> **Work to be completed**
In the copy, include every entry exactly but none of the pictures.

> **Record excerpts**
──────────────────────────────

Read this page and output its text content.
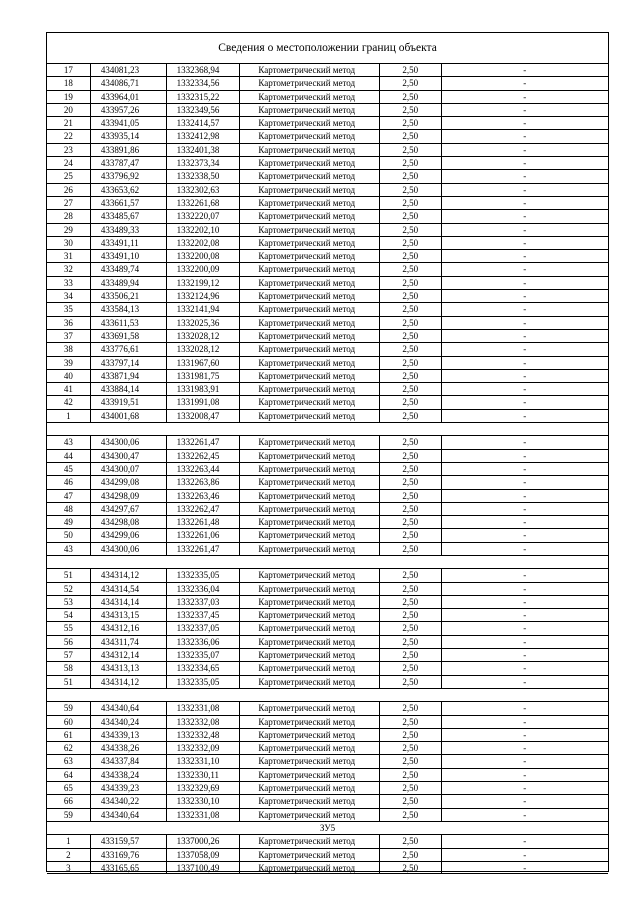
Сведения о местоположении границ объекта
17	434081,23	1332368,94	Картометрический метод	2,50	-
18	434086,71	1332334,56	Картометрический метод	2,50	-
19	433964,01	1332315,22	Картометрический метод	2,50	-
20	433957,26	1332349,56	Картометрический метод	2,50	-
21	433941,05	1332414,57	Картометрический метод	2,50	-
22	433935,14	1332412,98	Картометрический метод	2,50	-
23	433891,86	1332401,38	Картометрический метод	2,50	-
24	433787,47	1332373,34	Картометрический метод	2,50	-
25	433796,92	1332338,50	Картометрический метод	2,50	-
26	433653,62	1332302,63	Картометрический метод	2,50	-
27	433661,57	1332261,68	Картометрический метод	2,50	-
28	433485,67	1332220,07	Картометрический метод	2,50	-
29	433489,33	1332202,10	Картометрический метод	2,50	-
30	433491,11	1332202,08	Картометрический метод	2,50	-
31	433491,10	1332200,08	Картометрический метод	2,50	-
32	433489,74	1332200,09	Картометрический метод	2,50	-
33	433489,94	1332199,12	Картометрический метод	2,50	-
34	433506,21	1332124,96	Картометрический метод	2,50	-
35	433584,13	1332141,94	Картометрический метод	2,50	-
36	433611,53	1332025,36	Картометрический метод	2,50	-
37	433691,58	1332028,12	Картометрический метод	2,50	-
38	433776,61	1332028,12	Картометрический метод	2,50	-
39	433797,14	1331967,60	Картометрический метод	2,50	-
40	433871,94	1331981,75	Картометрический метод	2,50	-
41	433884,14	1331983,91	Картометрический метод	2,50	-
42	433919,51	1331991,08	Картометрический метод	2,50	-
1	434001,68	1332008,47	Картометрический метод	2,50	-
43	434300,06	1332261,47	Картометрический метод	2,50	-
44	434300,47	1332262,45	Картометрический метод	2,50	-
45	434300,07	1332263,44	Картометрический метод	2,50	-
46	434299,08	1332263,86	Картометрический метод	2,50	-
47	434298,09	1332263,46	Картометрический метод	2,50	-
48	434297,67	1332262,47	Картометрический метод	2,50	-
49	434298,08	1332261,48	Картометрический метод	2,50	-
50	434299,06	1332261,06	Картометрический метод	2,50	-
43	434300,06	1332261,47	Картометрический метод	2,50	-
51	434314,12	1332335,05	Картометрический метод	2,50	-
52	434314,54	1332336,04	Картометрический метод	2,50	-
53	434314,14	1332337,03	Картометрический метод	2,50	-
54	434313,15	1332337,45	Картометрический метод	2,50	-
55	434312,16	1332337,05	Картометрический метод	2,50	-
56	434311,74	1332336,06	Картометрический метод	2,50	-
57	434312,14	1332335,07	Картометрический метод	2,50	-
58	434313,13	1332334,65	Картометрический метод	2,50	-
51	434314,12	1332335,05	Картометрический метод	2,50	-
59	434340,64	1332331,08	Картометрический метод	2,50	-
60	434340,24	1332332,08	Картометрический метод	2,50	-
61	434339,13	1332332,48	Картометрический метод	2,50	-
62	434338,26	1332332,09	Картометрический метод	2,50	-
63	434337,84	1332331,10	Картометрический метод	2,50	-
64	434338,24	1332330,11	Картометрический метод	2,50	-
65	434339,23	1332329,69	Картометрический метод	2,50	-
66	434340,22	1332330,10	Картометрический метод	2,50	-
59	434340,64	1332331,08	Картометрический метод	2,50	-
ЗУ5
1	433159,57	1337000,26	Картометрический метод	2,50	-
2	433169,76	1337058,09	Картометрический метод	2,50	-
3	433165,65	1337100,49	Картометрический метод	2,50	-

──────────────────────────────

> **Output**
Read this page and output its text content.
Сведения о местоположении границ объекта
17	434081,23	1332368,94	Картометрический метод	2,50	-
18	434086,71	1332334,56	Картометрический метод	2,50	-
19	433964,01	1332315,22	Картометрический метод	2,50	-
20	433957,26	1332349,56	Картометрический метод	2,50	-
21	433941,05	1332414,57	Картометрический метод	2,50	-
22	433935,14	1332412,98	Картометрический метод	2,50	-
23	433891,86	1332401,38	Картометрический метод	2,50	-
24	433787,47	1332373,34	Картометрический метод	2,50	-
25	433796,92	1332338,50	Картометрический метод	2,50	-
26	433653,62	1332302,63	Картометрический метод	2,50	-
27	433661,57	1332261,68	Картометрический метод	2,50	-
28	433485,67	1332220,07	Картометрический метод	2,50	-
29	433489,33	1332202,10	Картометрический метод	2,50	-
30	433491,11	1332202,08	Картометрический метод	2,50	-
31	433491,10	1332200,08	Картометрический метод	2,50	-
32	433489,74	1332200,09	Картометрический метод	2,50	-
33	433489,94	1332199,12	Картометрический метод	2,50	-
34	433506,21	1332124,96	Картометрический метод	2,50	-
35	433584,13	1332141,94	Картометрический метод	2,50	-
36	433611,53	1332025,36	Картометрический метод	2,50	-
37	433691,58	1332028,12	Картометрический метод	2,50	-
38	433776,61	1332028,12	Картометрический метод	2,50	-
39	433797,14	1331967,60	Картометрический метод	2,50	-
40	433871,94	1331981,75	Картометрический метод	2,50	-
41	433884,14	1331983,91	Картометрический метод	2,50	-
42	433919,51	1331991,08	Картометрический метод	2,50	-
1	434001,68	1332008,47	Картометрический метод	2,50	-
43	434300,06	1332261,47	Картометрический метод	2,50	-
44	434300,47	1332262,45	Картометрический метод	2,50	-
45	434300,07	1332263,44	Картометрический метод	2,50	-
46	434299,08	1332263,86	Картометрический метод	2,50	-
47	434298,09	1332263,46	Картометрический метод	2,50	-
48	434297,67	1332262,47	Картометрический метод	2,50	-
49	434298,08	1332261,48	Картометрический метод	2,50	-
50	434299,06	1332261,06	Картометрический метод	2,50	-
43	434300,06	1332261,47	Картометрический метод	2,50	-
51	434314,12	1332335,05	Картометрический метод	2,50	-
52	434314,54	1332336,04	Картометрический метод	2,50	-
53	434314,14	1332337,03	Картометрический метод	2,50	-
54	434313,15	1332337,45	Картометрический метод	2,50	-
55	434312,16	1332337,05	Картометрический метод	2,50	-
56	434311,74	1332336,06	Картометрический метод	2,50	-
57	434312,14	1332335,07	Картометрический метод	2,50	-
58	434313,13	1332334,65	Картометрический метод	2,50	-
51	434314,12	1332335,05	Картометрический метод	2,50	-
59	434340,64	1332331,08	Картометрический метод	2,50	-
60	434340,24	1332332,08	Картометрический метод	2,50	-
61	434339,13	1332332,48	Картометрический метод	2,50	-
62	434338,26	1332332,09	Картометрический метод	2,50	-
63	434337,84	1332331,10	Картометрический метод	2,50	-
64	434338,24	1332330,11	Картометрический метод	2,50	-
65	434339,23	1332329,69	Картометрический метод	2,50	-
66	434340,22	1332330,10	Картометрический метод	2,50	-
59	434340,64	1332331,08	Картометрический метод	2,50	-
ЗУ5
1	433159,57	1337000,26	Картометрический метод	2,50	-
2	433169,76	1337058,09	Картометрический метод	2,50	-
3	433165,65	1337100,49	Картометрический метод	2,50	-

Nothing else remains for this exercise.